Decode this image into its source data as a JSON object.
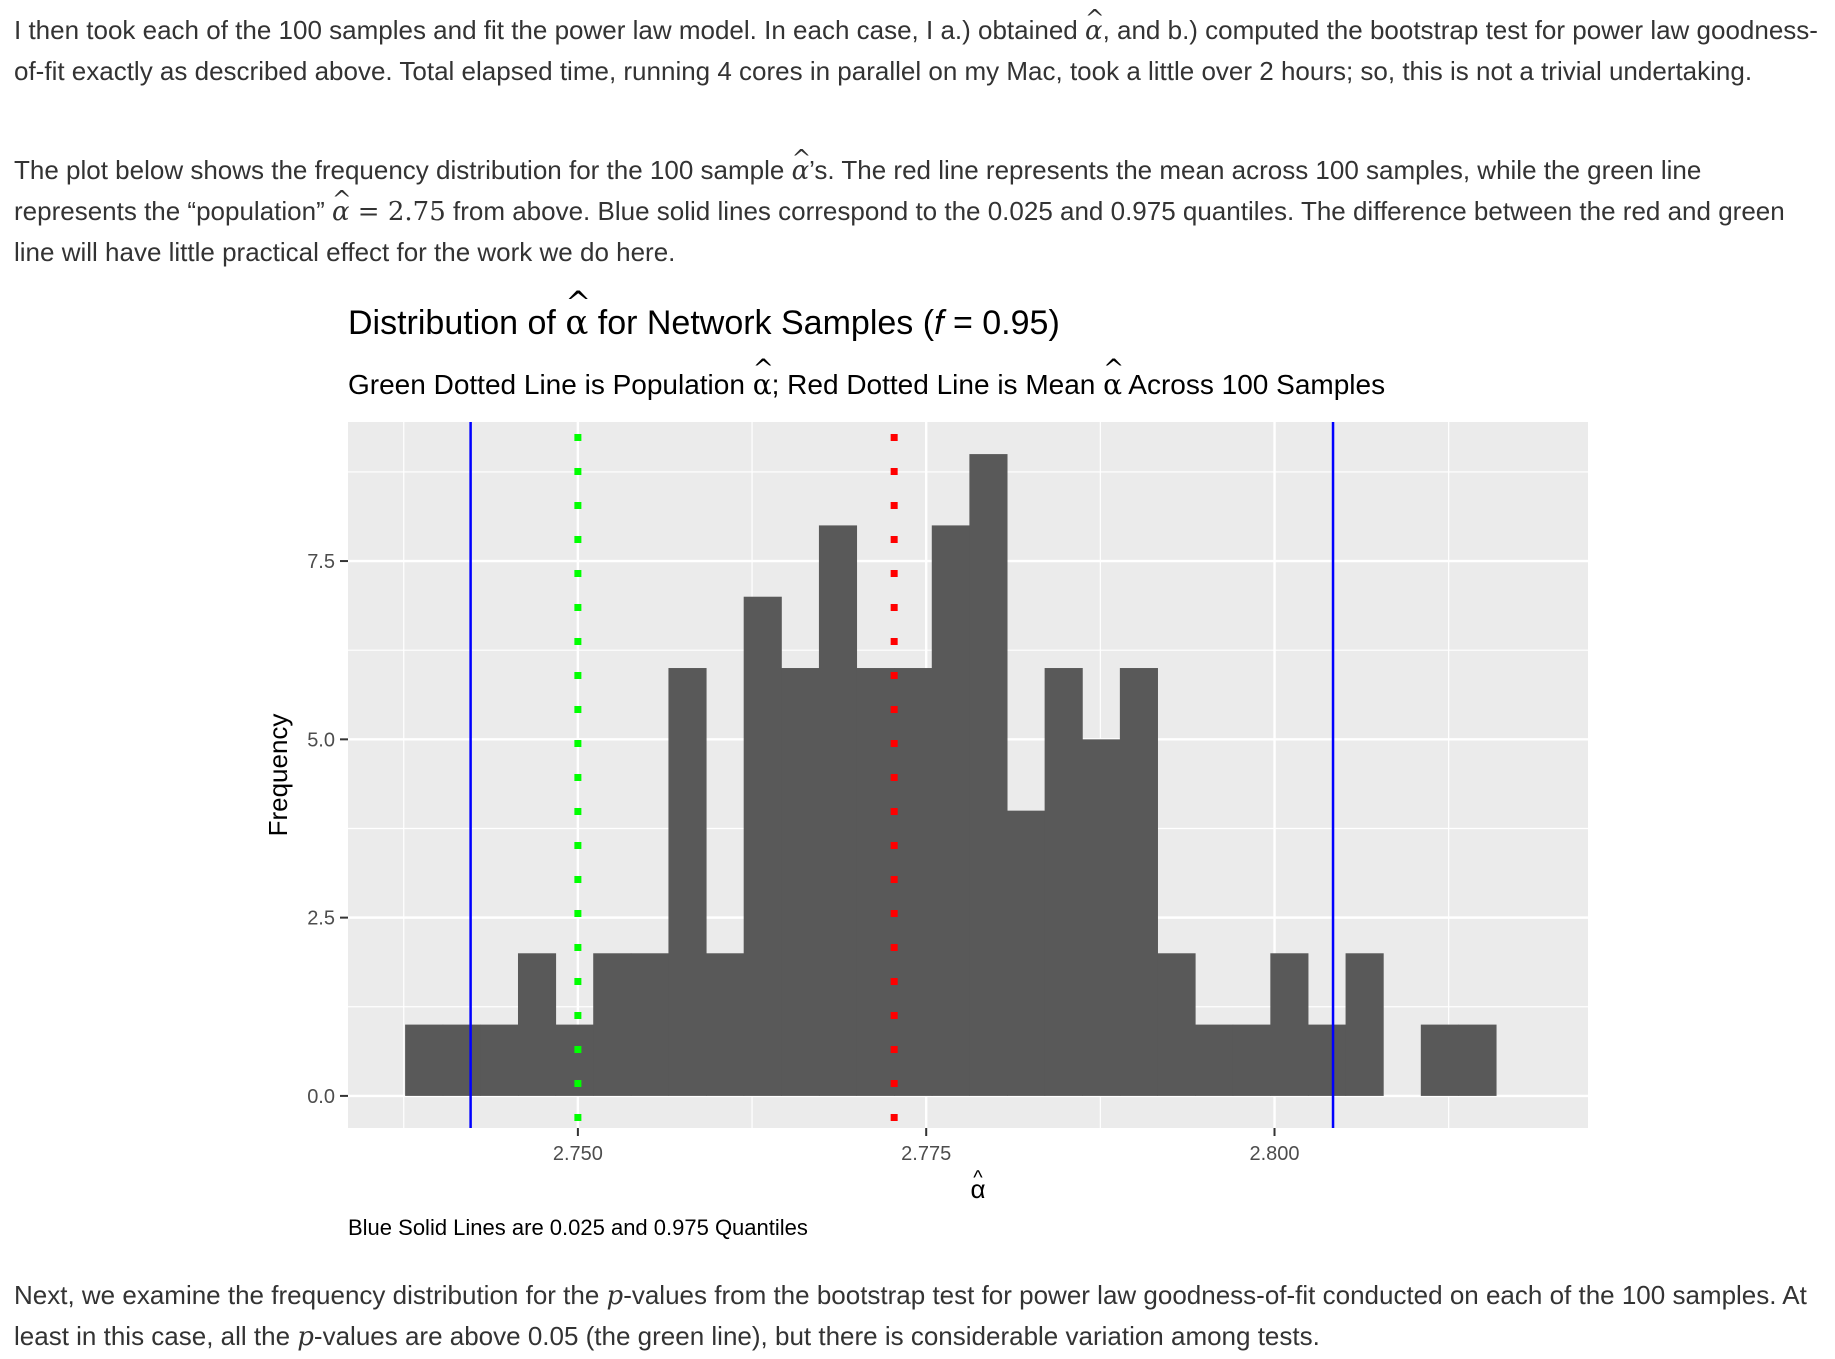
{
  "paragraphs": {
    "p1": [
      {
        "t": "I then took each of the 100 samples and fit the power law model. In each case, I a.) obtained "
      },
      {
        "t": "α",
        "math": "widehat"
      },
      {
        "t": ", and b.) computed the bootstrap test for power law goodness-of-fit exactly as described above. Total elapsed time, running 4 cores in parallel on my Mac, took a little over 2 hours; so, this is not a trivial undertaking."
      }
    ],
    "p2": [
      {
        "t": "The plot below shows the frequency distribution for the 100 sample "
      },
      {
        "t": "α",
        "math": "widehat"
      },
      {
        "t": "’s. The red line represents the mean across 100 samples, while the green line represents the “population” "
      },
      {
        "t": "α",
        "math": "widehat"
      },
      {
        "t": " = 2.75",
        "math": "upright"
      },
      {
        "t": " from above. Blue solid lines correspond to the 0.025 and 0.975 quantiles. The difference between the red and green line will have little practical effect for the work we do here."
      }
    ],
    "p3": [
      {
        "t": "Next, we examine the frequency distribution for the "
      },
      {
        "t": "p",
        "math": "italic"
      },
      {
        "t": "-values from the bootstrap test for power law goodness-of-fit conducted on each of the 100 samples. At least in this case, all the "
      },
      {
        "t": "p",
        "math": "italic"
      },
      {
        "t": "-values are above 0.05 (the green line), but there is considerable variation among tests."
      }
    ]
  },
  "chart_data": {
    "type": "bar",
    "title_parts": [
      "Distribution of ",
      "α",
      " for Network Samples (",
      "f",
      " = 0.95)"
    ],
    "subtitle_parts": [
      "Green Dotted Line is Population ",
      "α",
      "; Red Dotted Line is Mean ",
      "α",
      " Across 100 Samples"
    ],
    "caption": "Blue Solid Lines are 0.025 and 0.975 Quantiles",
    "xlabel": "α",
    "ylabel": "Frequency",
    "x_ticks": [
      "2.750",
      "2.775",
      "2.800"
    ],
    "x_tick_values": [
      2.75,
      2.775,
      2.8
    ],
    "y_ticks": [
      "0.0",
      "2.5",
      "5.0",
      "7.5"
    ],
    "y_tick_values": [
      0,
      2.5,
      5,
      7.5
    ],
    "xlim": [
      2.7335,
      2.8225
    ],
    "ylim": [
      -0.45,
      9.45
    ],
    "bin_width": 0.0027,
    "bin_starts": [
      2.7376,
      2.7403,
      2.743,
      2.7457,
      2.7484,
      2.7511,
      2.7538,
      2.7565,
      2.7592,
      2.7619,
      2.7646,
      2.7673,
      2.77,
      2.7727,
      2.7754,
      2.7781,
      2.7808,
      2.7835,
      2.7862,
      2.7889,
      2.7916,
      2.7943,
      2.797,
      2.7997,
      2.8024,
      2.8051,
      2.8078,
      2.8105,
      2.8132
    ],
    "values": [
      1,
      1,
      1,
      2,
      1,
      2,
      2,
      6,
      2,
      7,
      6,
      8,
      6,
      6,
      8,
      9,
      4,
      6,
      5,
      6,
      2,
      1,
      1,
      2,
      1,
      2,
      0,
      1,
      1
    ],
    "population_alpha": 2.75,
    "mean_alpha": 2.7727,
    "quantiles": [
      2.7423,
      2.8042
    ],
    "colors": {
      "panel": "#ebebeb",
      "grid": "#ffffff",
      "bar": "#595959",
      "population_line": "#00ff00",
      "mean_line": "#ff0000",
      "quantile_line": "#0000ff"
    },
    "grid": true,
    "legend": "none"
  }
}
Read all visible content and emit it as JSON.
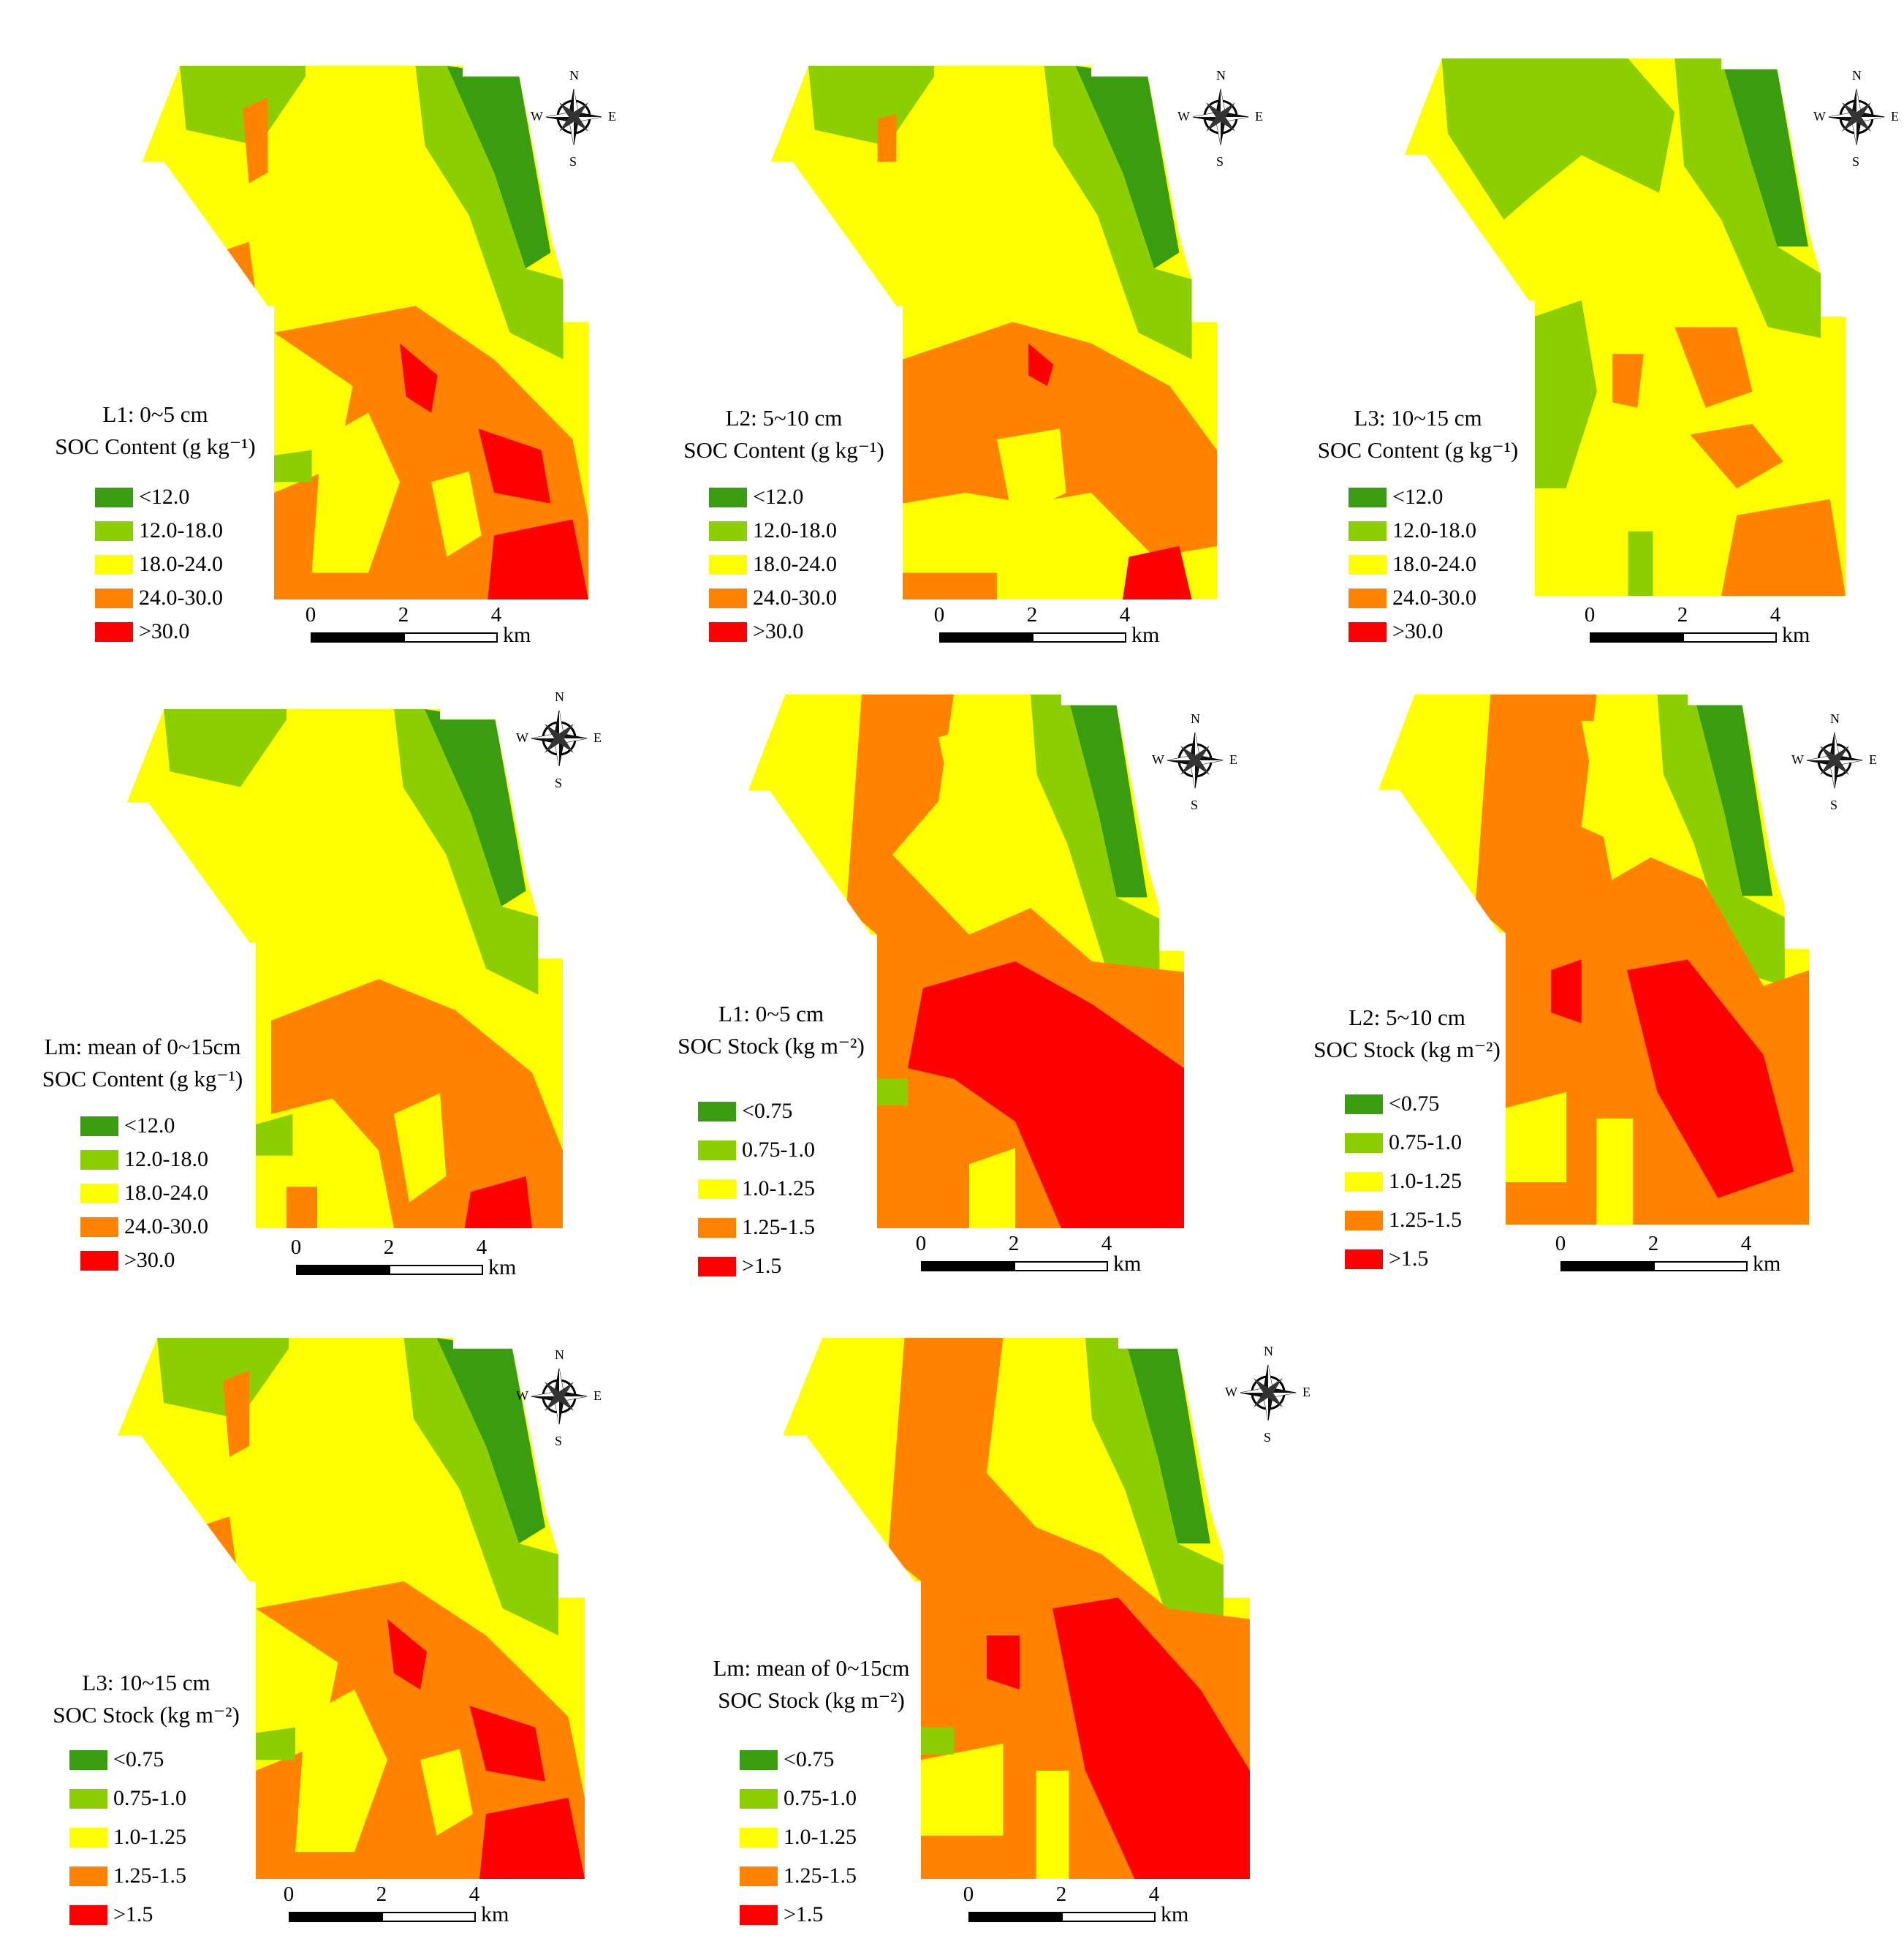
{
  "colors": {
    "dark_green": "#3a9c0f",
    "light_green": "#8ccf00",
    "yellow": "#ffff00",
    "orange": "#ff8200",
    "red": "#ff0000"
  },
  "compass": {
    "n": "N",
    "s": "S",
    "e": "E",
    "w": "W"
  },
  "scale": {
    "ticks": [
      "0",
      "2",
      "4"
    ],
    "unit": "km"
  },
  "content_legend": [
    "<12.0",
    "12.0-18.0",
    "18.0-24.0",
    "24.0-30.0",
    ">30.0"
  ],
  "stock_legend": [
    "<0.75",
    "0.75-1.0",
    "1.0-1.25",
    "1.25-1.5",
    ">1.5"
  ],
  "panels": [
    {
      "id": "c-l1",
      "title_line1": "L1: 0~5 cm",
      "title_line2": "SOC Content (g kg⁻¹)",
      "legend": "content",
      "variant": "content_l1"
    },
    {
      "id": "c-l2",
      "title_line1": "L2: 5~10 cm",
      "title_line2": "SOC Content (g kg⁻¹)",
      "legend": "content",
      "variant": "content_l2"
    },
    {
      "id": "c-l3",
      "title_line1": "L3: 10~15 cm",
      "title_line2": "SOC Content (g kg⁻¹)",
      "legend": "content",
      "variant": "content_l3"
    },
    {
      "id": "c-lm",
      "title_line1": "Lm: mean of 0~15cm",
      "title_line2": "SOC Content (g kg⁻¹)",
      "legend": "content",
      "variant": "content_lm"
    },
    {
      "id": "s-l1",
      "title_line1": "L1: 0~5 cm",
      "title_line2": "SOC Stock (kg m⁻²)",
      "legend": "stock",
      "variant": "stock_l1"
    },
    {
      "id": "s-l2",
      "title_line1": "L2: 5~10 cm",
      "title_line2": "SOC Stock (kg m⁻²)",
      "legend": "stock",
      "variant": "stock_l2"
    },
    {
      "id": "s-l3",
      "title_line1": "L3: 10~15 cm",
      "title_line2": "SOC Stock (kg m⁻²)",
      "legend": "stock",
      "variant": "stock_l3"
    },
    {
      "id": "s-lm",
      "title_line1": "Lm: mean of 0~15cm",
      "title_line2": "SOC Stock (kg m⁻²)",
      "legend": "stock",
      "variant": "stock_lm"
    }
  ]
}
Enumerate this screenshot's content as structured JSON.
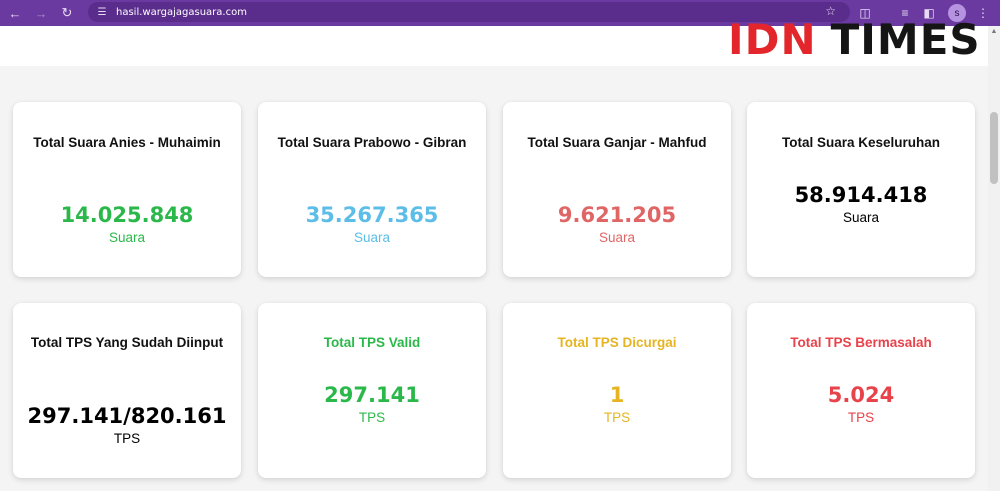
{
  "browser": {
    "url": "hasil.wargajagasuara.com",
    "avatar_letter": "s",
    "accent": "#6b3aa0"
  },
  "logo": {
    "part1": "IDN",
    "part2": "TIMES"
  },
  "colors": {
    "green": "#2bb84a",
    "blue": "#5cbde8",
    "red": "#e06666",
    "black": "#000000",
    "yellow": "#e6b422",
    "crimson": "#e8434a"
  },
  "cards_row1": [
    {
      "title": "Total Suara Anies - Muhaimin",
      "value": "14.025.848",
      "unit": "Suara",
      "color": "green"
    },
    {
      "title": "Total Suara Prabowo - Gibran",
      "value": "35.267.365",
      "unit": "Suara",
      "color": "blue"
    },
    {
      "title": "Total Suara Ganjar - Mahfud",
      "value": "9.621.205",
      "unit": "Suara",
      "color": "red"
    },
    {
      "title": "Total Suara Keseluruhan",
      "value": "58.914.418",
      "unit": "Suara",
      "color": "black"
    }
  ],
  "cards_row2": [
    {
      "title": "Total TPS Yang Sudah Diinput",
      "value": "297.141/820.161",
      "unit": "TPS",
      "color": "black"
    },
    {
      "title": "Total TPS Valid",
      "value": "297.141",
      "unit": "TPS",
      "color": "green"
    },
    {
      "title": "Total TPS Dicurgai",
      "value": "1",
      "unit": "TPS",
      "color": "yellow"
    },
    {
      "title": "Total TPS Bermasalah",
      "value": "5.024",
      "unit": "TPS",
      "color": "crimson"
    }
  ]
}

→ What the task asks
Show the lines of the records that include the string "case".

→ Correct output
        "t": "I then took each of the 100 samples and fit the power law model. In each case, I a.) obtained "
        "t": "-values from the bootstrap test for power law goodness-of-fit conducted on each of the 100 samples. At least in this case, all the "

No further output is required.